## EXERCISE INSTRUCTIONS
Write out all of the lines below, exactly and completely.

---------- DATA IN THIS EXERCISE

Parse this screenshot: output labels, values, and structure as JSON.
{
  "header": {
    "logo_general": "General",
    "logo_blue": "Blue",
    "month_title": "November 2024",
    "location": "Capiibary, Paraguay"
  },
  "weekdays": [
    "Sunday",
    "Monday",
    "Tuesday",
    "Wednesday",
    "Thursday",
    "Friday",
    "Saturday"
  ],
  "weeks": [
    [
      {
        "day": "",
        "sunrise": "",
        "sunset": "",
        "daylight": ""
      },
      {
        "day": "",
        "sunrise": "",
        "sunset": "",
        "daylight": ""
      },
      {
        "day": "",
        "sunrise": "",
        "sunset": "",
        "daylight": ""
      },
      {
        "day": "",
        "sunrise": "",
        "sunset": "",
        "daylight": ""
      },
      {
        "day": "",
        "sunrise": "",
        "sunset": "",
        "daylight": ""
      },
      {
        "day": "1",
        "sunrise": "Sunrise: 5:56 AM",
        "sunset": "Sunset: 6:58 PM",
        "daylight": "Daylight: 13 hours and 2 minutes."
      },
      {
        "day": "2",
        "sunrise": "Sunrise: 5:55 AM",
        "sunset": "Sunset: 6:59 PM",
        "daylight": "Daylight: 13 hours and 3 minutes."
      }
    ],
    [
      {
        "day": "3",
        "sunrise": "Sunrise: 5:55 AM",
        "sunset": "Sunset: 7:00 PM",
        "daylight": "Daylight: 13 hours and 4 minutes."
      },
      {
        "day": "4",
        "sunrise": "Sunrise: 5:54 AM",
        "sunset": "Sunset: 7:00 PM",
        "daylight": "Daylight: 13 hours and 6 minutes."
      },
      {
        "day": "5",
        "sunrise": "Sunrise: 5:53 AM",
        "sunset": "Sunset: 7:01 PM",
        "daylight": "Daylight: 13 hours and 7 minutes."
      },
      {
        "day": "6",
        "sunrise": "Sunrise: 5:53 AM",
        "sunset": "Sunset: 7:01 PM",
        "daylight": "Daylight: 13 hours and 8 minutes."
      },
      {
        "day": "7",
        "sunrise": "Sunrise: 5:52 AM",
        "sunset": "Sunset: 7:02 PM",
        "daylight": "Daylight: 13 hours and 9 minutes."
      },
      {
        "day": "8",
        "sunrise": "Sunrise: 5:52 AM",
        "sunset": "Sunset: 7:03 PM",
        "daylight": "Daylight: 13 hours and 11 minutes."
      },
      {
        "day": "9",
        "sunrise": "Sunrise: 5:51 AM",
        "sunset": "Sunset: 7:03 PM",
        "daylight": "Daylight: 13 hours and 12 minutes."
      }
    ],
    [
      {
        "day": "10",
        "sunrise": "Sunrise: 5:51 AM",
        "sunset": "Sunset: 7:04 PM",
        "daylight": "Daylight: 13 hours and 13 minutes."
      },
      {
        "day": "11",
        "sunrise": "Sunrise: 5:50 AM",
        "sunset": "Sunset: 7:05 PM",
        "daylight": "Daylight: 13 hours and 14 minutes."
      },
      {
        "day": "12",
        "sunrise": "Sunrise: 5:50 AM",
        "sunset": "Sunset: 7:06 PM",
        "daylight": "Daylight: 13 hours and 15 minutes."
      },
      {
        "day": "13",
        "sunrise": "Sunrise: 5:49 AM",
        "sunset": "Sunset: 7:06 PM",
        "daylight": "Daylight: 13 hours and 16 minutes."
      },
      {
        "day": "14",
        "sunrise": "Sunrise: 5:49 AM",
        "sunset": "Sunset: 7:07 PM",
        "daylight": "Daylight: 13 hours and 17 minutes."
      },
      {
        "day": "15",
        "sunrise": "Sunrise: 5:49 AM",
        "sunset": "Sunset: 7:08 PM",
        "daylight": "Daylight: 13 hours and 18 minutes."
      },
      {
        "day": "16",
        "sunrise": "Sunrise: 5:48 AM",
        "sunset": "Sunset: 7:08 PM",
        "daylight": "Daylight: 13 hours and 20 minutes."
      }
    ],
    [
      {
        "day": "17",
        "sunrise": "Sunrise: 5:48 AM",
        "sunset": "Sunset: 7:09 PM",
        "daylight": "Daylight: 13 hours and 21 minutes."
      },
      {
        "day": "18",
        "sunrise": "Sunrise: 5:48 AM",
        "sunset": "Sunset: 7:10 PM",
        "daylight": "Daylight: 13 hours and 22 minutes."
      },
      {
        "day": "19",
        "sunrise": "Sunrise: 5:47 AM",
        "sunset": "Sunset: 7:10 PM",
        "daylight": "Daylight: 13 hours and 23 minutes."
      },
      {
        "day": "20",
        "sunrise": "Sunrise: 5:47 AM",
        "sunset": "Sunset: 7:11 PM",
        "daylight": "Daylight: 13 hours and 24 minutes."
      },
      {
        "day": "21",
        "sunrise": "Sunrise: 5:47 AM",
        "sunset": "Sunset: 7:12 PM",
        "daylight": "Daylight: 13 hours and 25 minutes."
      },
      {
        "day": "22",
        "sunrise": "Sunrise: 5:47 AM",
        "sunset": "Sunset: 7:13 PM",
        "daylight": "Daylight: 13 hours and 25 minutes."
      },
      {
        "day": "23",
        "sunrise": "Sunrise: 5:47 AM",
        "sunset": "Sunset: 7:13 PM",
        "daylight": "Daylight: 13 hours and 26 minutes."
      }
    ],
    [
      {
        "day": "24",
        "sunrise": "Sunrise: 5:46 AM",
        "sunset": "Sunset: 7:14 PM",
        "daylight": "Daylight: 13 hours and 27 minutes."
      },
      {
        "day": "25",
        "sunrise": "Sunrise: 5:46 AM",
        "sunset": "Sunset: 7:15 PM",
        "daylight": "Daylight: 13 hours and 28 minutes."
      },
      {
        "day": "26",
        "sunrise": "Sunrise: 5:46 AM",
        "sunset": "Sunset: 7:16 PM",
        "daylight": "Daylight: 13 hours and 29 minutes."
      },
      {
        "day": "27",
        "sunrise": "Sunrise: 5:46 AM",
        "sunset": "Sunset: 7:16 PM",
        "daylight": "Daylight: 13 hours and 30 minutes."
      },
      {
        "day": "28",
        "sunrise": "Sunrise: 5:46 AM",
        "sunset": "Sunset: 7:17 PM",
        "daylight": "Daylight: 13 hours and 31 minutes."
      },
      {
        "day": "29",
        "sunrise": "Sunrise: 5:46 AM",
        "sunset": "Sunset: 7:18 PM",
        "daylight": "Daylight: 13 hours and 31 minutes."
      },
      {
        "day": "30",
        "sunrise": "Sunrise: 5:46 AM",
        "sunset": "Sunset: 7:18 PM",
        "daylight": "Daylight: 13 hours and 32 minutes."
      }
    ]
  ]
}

--------------------

## TASK ANSWER
Parse this screenshot: output labels, values, and structure as JSON.
{
  "header": {
    "logo_general": "General",
    "logo_blue": "Blue",
    "month_title": "November 2024",
    "location": "Capiibary, Paraguay"
  },
  "weekdays": [
    "Sunday",
    "Monday",
    "Tuesday",
    "Wednesday",
    "Thursday",
    "Friday",
    "Saturday"
  ],
  "weeks": [
    [
      {
        "day": "",
        "sunrise": "",
        "sunset": "",
        "daylight": ""
      },
      {
        "day": "",
        "sunrise": "",
        "sunset": "",
        "daylight": ""
      },
      {
        "day": "",
        "sunrise": "",
        "sunset": "",
        "daylight": ""
      },
      {
        "day": "",
        "sunrise": "",
        "sunset": "",
        "daylight": ""
      },
      {
        "day": "",
        "sunrise": "",
        "sunset": "",
        "daylight": ""
      },
      {
        "day": "1",
        "sunrise": "Sunrise: 5:56 AM",
        "sunset": "Sunset: 6:58 PM",
        "daylight": "Daylight: 13 hours and 2 minutes."
      },
      {
        "day": "2",
        "sunrise": "Sunrise: 5:55 AM",
        "sunset": "Sunset: 6:59 PM",
        "daylight": "Daylight: 13 hours and 3 minutes."
      }
    ],
    [
      {
        "day": "3",
        "sunrise": "Sunrise: 5:55 AM",
        "sunset": "Sunset: 7:00 PM",
        "daylight": "Daylight: 13 hours and 4 minutes."
      },
      {
        "day": "4",
        "sunrise": "Sunrise: 5:54 AM",
        "sunset": "Sunset: 7:00 PM",
        "daylight": "Daylight: 13 hours and 6 minutes."
      },
      {
        "day": "5",
        "sunrise": "Sunrise: 5:53 AM",
        "sunset": "Sunset: 7:01 PM",
        "daylight": "Daylight: 13 hours and 7 minutes."
      },
      {
        "day": "6",
        "sunrise": "Sunrise: 5:53 AM",
        "sunset": "Sunset: 7:01 PM",
        "daylight": "Daylight: 13 hours and 8 minutes."
      },
      {
        "day": "7",
        "sunrise": "Sunrise: 5:52 AM",
        "sunset": "Sunset: 7:02 PM",
        "daylight": "Daylight: 13 hours and 9 minutes."
      },
      {
        "day": "8",
        "sunrise": "Sunrise: 5:52 AM",
        "sunset": "Sunset: 7:03 PM",
        "daylight": "Daylight: 13 hours and 11 minutes."
      },
      {
        "day": "9",
        "sunrise": "Sunrise: 5:51 AM",
        "sunset": "Sunset: 7:03 PM",
        "daylight": "Daylight: 13 hours and 12 minutes."
      }
    ],
    [
      {
        "day": "10",
        "sunrise": "Sunrise: 5:51 AM",
        "sunset": "Sunset: 7:04 PM",
        "daylight": "Daylight: 13 hours and 13 minutes."
      },
      {
        "day": "11",
        "sunrise": "Sunrise: 5:50 AM",
        "sunset": "Sunset: 7:05 PM",
        "daylight": "Daylight: 13 hours and 14 minutes."
      },
      {
        "day": "12",
        "sunrise": "Sunrise: 5:50 AM",
        "sunset": "Sunset: 7:06 PM",
        "daylight": "Daylight: 13 hours and 15 minutes."
      },
      {
        "day": "13",
        "sunrise": "Sunrise: 5:49 AM",
        "sunset": "Sunset: 7:06 PM",
        "daylight": "Daylight: 13 hours and 16 minutes."
      },
      {
        "day": "14",
        "sunrise": "Sunrise: 5:49 AM",
        "sunset": "Sunset: 7:07 PM",
        "daylight": "Daylight: 13 hours and 17 minutes."
      },
      {
        "day": "15",
        "sunrise": "Sunrise: 5:49 AM",
        "sunset": "Sunset: 7:08 PM",
        "daylight": "Daylight: 13 hours and 18 minutes."
      },
      {
        "day": "16",
        "sunrise": "Sunrise: 5:48 AM",
        "sunset": "Sunset: 7:08 PM",
        "daylight": "Daylight: 13 hours and 20 minutes."
      }
    ],
    [
      {
        "day": "17",
        "sunrise": "Sunrise: 5:48 AM",
        "sunset": "Sunset: 7:09 PM",
        "daylight": "Daylight: 13 hours and 21 minutes."
      },
      {
        "day": "18",
        "sunrise": "Sunrise: 5:48 AM",
        "sunset": "Sunset: 7:10 PM",
        "daylight": "Daylight: 13 hours and 22 minutes."
      },
      {
        "day": "19",
        "sunrise": "Sunrise: 5:47 AM",
        "sunset": "Sunset: 7:10 PM",
        "daylight": "Daylight: 13 hours and 23 minutes."
      },
      {
        "day": "20",
        "sunrise": "Sunrise: 5:47 AM",
        "sunset": "Sunset: 7:11 PM",
        "daylight": "Daylight: 13 hours and 24 minutes."
      },
      {
        "day": "21",
        "sunrise": "Sunrise: 5:47 AM",
        "sunset": "Sunset: 7:12 PM",
        "daylight": "Daylight: 13 hours and 25 minutes."
      },
      {
        "day": "22",
        "sunrise": "Sunrise: 5:47 AM",
        "sunset": "Sunset: 7:13 PM",
        "daylight": "Daylight: 13 hours and 25 minutes."
      },
      {
        "day": "23",
        "sunrise": "Sunrise: 5:47 AM",
        "sunset": "Sunset: 7:13 PM",
        "daylight": "Daylight: 13 hours and 26 minutes."
      }
    ],
    [
      {
        "day": "24",
        "sunrise": "Sunrise: 5:46 AM",
        "sunset": "Sunset: 7:14 PM",
        "daylight": "Daylight: 13 hours and 27 minutes."
      },
      {
        "day": "25",
        "sunrise": "Sunrise: 5:46 AM",
        "sunset": "Sunset: 7:15 PM",
        "daylight": "Daylight: 13 hours and 28 minutes."
      },
      {
        "day": "26",
        "sunrise": "Sunrise: 5:46 AM",
        "sunset": "Sunset: 7:16 PM",
        "daylight": "Daylight: 13 hours and 29 minutes."
      },
      {
        "day": "27",
        "sunrise": "Sunrise: 5:46 AM",
        "sunset": "Sunset: 7:16 PM",
        "daylight": "Daylight: 13 hours and 30 minutes."
      },
      {
        "day": "28",
        "sunrise": "Sunrise: 5:46 AM",
        "sunset": "Sunset: 7:17 PM",
        "daylight": "Daylight: 13 hours and 31 minutes."
      },
      {
        "day": "29",
        "sunrise": "Sunrise: 5:46 AM",
        "sunset": "Sunset: 7:18 PM",
        "daylight": "Daylight: 13 hours and 31 minutes."
      },
      {
        "day": "30",
        "sunrise": "Sunrise: 5:46 AM",
        "sunset": "Sunset: 7:18 PM",
        "daylight": "Daylight: 13 hours and 32 minutes."
      }
    ]
  ]
}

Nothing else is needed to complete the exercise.